** Begin RECORDS PROVIDED **

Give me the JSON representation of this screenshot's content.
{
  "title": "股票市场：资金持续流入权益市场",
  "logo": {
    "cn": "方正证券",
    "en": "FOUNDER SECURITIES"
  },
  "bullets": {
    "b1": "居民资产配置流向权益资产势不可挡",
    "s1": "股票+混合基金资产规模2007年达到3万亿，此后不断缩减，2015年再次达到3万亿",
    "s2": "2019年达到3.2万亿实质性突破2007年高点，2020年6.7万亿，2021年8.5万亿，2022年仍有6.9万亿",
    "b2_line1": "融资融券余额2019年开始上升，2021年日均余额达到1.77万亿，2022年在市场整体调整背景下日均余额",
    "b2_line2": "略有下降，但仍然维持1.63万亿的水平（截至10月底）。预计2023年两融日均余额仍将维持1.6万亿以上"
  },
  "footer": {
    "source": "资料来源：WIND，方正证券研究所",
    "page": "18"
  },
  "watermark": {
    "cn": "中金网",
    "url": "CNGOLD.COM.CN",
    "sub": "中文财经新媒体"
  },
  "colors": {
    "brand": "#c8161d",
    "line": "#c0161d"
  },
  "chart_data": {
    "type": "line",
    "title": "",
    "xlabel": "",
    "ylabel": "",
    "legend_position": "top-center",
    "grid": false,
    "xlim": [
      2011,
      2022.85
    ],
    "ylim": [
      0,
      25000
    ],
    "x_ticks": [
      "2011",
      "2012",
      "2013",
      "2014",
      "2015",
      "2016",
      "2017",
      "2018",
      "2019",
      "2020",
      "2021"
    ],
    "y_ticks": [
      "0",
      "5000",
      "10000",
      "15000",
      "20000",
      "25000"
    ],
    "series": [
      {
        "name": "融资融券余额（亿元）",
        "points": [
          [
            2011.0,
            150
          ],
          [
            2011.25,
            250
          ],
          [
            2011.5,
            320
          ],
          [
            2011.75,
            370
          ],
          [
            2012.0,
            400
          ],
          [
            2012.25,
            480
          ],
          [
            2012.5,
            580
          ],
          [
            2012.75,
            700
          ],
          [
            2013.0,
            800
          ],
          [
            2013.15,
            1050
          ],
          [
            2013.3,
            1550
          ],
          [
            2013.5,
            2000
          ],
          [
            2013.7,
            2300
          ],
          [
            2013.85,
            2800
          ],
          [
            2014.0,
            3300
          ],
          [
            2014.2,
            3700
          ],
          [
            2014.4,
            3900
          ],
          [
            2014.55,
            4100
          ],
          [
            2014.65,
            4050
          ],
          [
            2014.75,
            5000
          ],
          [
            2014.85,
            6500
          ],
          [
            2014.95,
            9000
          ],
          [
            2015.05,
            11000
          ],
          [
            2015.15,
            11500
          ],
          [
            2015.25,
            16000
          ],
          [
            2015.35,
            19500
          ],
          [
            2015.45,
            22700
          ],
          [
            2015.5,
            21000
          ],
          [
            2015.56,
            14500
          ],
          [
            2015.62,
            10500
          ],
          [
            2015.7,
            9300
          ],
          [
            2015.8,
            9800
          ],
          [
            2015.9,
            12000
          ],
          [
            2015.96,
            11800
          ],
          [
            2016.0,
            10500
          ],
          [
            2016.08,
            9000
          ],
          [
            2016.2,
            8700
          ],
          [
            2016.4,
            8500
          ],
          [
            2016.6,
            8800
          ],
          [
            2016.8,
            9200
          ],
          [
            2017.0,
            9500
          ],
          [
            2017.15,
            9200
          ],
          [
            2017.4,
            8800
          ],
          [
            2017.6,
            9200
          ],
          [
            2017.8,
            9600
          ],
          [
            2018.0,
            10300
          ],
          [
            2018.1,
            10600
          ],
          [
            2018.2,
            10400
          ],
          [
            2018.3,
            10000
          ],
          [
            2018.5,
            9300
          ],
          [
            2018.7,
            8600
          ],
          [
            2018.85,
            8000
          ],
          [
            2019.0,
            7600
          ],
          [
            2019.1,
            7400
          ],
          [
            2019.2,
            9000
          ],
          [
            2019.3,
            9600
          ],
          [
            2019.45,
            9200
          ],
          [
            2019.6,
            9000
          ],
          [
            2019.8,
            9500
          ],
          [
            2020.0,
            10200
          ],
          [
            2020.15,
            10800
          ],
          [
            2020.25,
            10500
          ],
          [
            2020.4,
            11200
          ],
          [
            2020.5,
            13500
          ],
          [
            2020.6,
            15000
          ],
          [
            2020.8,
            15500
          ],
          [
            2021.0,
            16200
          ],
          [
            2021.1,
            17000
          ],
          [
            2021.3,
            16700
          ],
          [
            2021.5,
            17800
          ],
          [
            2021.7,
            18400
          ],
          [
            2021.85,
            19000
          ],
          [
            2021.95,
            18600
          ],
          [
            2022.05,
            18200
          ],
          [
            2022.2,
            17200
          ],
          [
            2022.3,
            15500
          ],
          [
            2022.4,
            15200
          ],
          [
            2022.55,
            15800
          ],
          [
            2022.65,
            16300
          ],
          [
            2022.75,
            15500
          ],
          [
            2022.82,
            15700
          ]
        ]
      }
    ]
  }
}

** End RECORDS PROVIDED **

§ TASK PROMPT
Each record above should be repeated exactly as it appears.

§ SOLUTION
Give me the JSON representation of this screenshot's content.
{
  "title": "股票市场：资金持续流入权益市场",
  "logo": {
    "cn": "方正证券",
    "en": "FOUNDER SECURITIES"
  },
  "bullets": {
    "b1": "居民资产配置流向权益资产势不可挡",
    "s1": "股票+混合基金资产规模2007年达到3万亿，此后不断缩减，2015年再次达到3万亿",
    "s2": "2019年达到3.2万亿实质性突破2007年高点，2020年6.7万亿，2021年8.5万亿，2022年仍有6.9万亿",
    "b2_line1": "融资融券余额2019年开始上升，2021年日均余额达到1.77万亿，2022年在市场整体调整背景下日均余额",
    "b2_line2": "略有下降，但仍然维持1.63万亿的水平（截至10月底）。预计2023年两融日均余额仍将维持1.6万亿以上"
  },
  "footer": {
    "source": "资料来源：WIND，方正证券研究所",
    "page": "18"
  },
  "watermark": {
    "cn": "中金网",
    "url": "CNGOLD.COM.CN",
    "sub": "中文财经新媒体"
  },
  "colors": {
    "brand": "#c8161d",
    "line": "#c0161d"
  },
  "chart_data": {
    "type": "line",
    "title": "",
    "xlabel": "",
    "ylabel": "",
    "legend_position": "top-center",
    "grid": false,
    "xlim": [
      2011,
      2022.85
    ],
    "ylim": [
      0,
      25000
    ],
    "x_ticks": [
      "2011",
      "2012",
      "2013",
      "2014",
      "2015",
      "2016",
      "2017",
      "2018",
      "2019",
      "2020",
      "2021"
    ],
    "y_ticks": [
      "0",
      "5000",
      "10000",
      "15000",
      "20000",
      "25000"
    ],
    "series": [
      {
        "name": "融资融券余额（亿元）",
        "points": [
          [
            2011.0,
            150
          ],
          [
            2011.25,
            250
          ],
          [
            2011.5,
            320
          ],
          [
            2011.75,
            370
          ],
          [
            2012.0,
            400
          ],
          [
            2012.25,
            480
          ],
          [
            2012.5,
            580
          ],
          [
            2012.75,
            700
          ],
          [
            2013.0,
            800
          ],
          [
            2013.15,
            1050
          ],
          [
            2013.3,
            1550
          ],
          [
            2013.5,
            2000
          ],
          [
            2013.7,
            2300
          ],
          [
            2013.85,
            2800
          ],
          [
            2014.0,
            3300
          ],
          [
            2014.2,
            3700
          ],
          [
            2014.4,
            3900
          ],
          [
            2014.55,
            4100
          ],
          [
            2014.65,
            4050
          ],
          [
            2014.75,
            5000
          ],
          [
            2014.85,
            6500
          ],
          [
            2014.95,
            9000
          ],
          [
            2015.05,
            11000
          ],
          [
            2015.15,
            11500
          ],
          [
            2015.25,
            16000
          ],
          [
            2015.35,
            19500
          ],
          [
            2015.45,
            22700
          ],
          [
            2015.5,
            21000
          ],
          [
            2015.56,
            14500
          ],
          [
            2015.62,
            10500
          ],
          [
            2015.7,
            9300
          ],
          [
            2015.8,
            9800
          ],
          [
            2015.9,
            12000
          ],
          [
            2015.96,
            11800
          ],
          [
            2016.0,
            10500
          ],
          [
            2016.08,
            9000
          ],
          [
            2016.2,
            8700
          ],
          [
            2016.4,
            8500
          ],
          [
            2016.6,
            8800
          ],
          [
            2016.8,
            9200
          ],
          [
            2017.0,
            9500
          ],
          [
            2017.15,
            9200
          ],
          [
            2017.4,
            8800
          ],
          [
            2017.6,
            9200
          ],
          [
            2017.8,
            9600
          ],
          [
            2018.0,
            10300
          ],
          [
            2018.1,
            10600
          ],
          [
            2018.2,
            10400
          ],
          [
            2018.3,
            10000
          ],
          [
            2018.5,
            9300
          ],
          [
            2018.7,
            8600
          ],
          [
            2018.85,
            8000
          ],
          [
            2019.0,
            7600
          ],
          [
            2019.1,
            7400
          ],
          [
            2019.2,
            9000
          ],
          [
            2019.3,
            9600
          ],
          [
            2019.45,
            9200
          ],
          [
            2019.6,
            9000
          ],
          [
            2019.8,
            9500
          ],
          [
            2020.0,
            10200
          ],
          [
            2020.15,
            10800
          ],
          [
            2020.25,
            10500
          ],
          [
            2020.4,
            11200
          ],
          [
            2020.5,
            13500
          ],
          [
            2020.6,
            15000
          ],
          [
            2020.8,
            15500
          ],
          [
            2021.0,
            16200
          ],
          [
            2021.1,
            17000
          ],
          [
            2021.3,
            16700
          ],
          [
            2021.5,
            17800
          ],
          [
            2021.7,
            18400
          ],
          [
            2021.85,
            19000
          ],
          [
            2021.95,
            18600
          ],
          [
            2022.05,
            18200
          ],
          [
            2022.2,
            17200
          ],
          [
            2022.3,
            15500
          ],
          [
            2022.4,
            15200
          ],
          [
            2022.55,
            15800
          ],
          [
            2022.65,
            16300
          ],
          [
            2022.75,
            15500
          ],
          [
            2022.82,
            15700
          ]
        ]
      }
    ]
  }
}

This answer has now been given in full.